**Instructions for the task**
Locate each line below that includes "Определите" and reproduce it.

(Raw records)
========================

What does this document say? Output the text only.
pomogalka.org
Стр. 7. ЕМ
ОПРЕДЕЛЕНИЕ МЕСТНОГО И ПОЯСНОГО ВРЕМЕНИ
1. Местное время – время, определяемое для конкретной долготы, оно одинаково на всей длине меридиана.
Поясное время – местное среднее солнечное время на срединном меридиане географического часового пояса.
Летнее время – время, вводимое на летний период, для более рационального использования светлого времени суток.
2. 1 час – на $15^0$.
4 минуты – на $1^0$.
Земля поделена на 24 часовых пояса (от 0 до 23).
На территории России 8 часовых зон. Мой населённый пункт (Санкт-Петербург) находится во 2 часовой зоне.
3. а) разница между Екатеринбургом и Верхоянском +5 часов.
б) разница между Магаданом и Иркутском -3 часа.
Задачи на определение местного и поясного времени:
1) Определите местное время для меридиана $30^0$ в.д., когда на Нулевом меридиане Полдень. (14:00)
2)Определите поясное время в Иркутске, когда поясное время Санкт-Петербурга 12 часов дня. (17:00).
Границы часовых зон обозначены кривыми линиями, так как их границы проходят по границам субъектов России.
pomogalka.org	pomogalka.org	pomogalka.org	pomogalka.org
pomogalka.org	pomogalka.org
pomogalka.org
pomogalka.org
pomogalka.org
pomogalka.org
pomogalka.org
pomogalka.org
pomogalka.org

========================

**Task answer**
1) Определите местное время для меридиана $30^0$ в.д., когда на Нулевом меридиане Полдень. (14:00)
2)Определите поясное время в Иркутске, когда поясное время Санкт-Петербурга 12 часов дня. (17:00).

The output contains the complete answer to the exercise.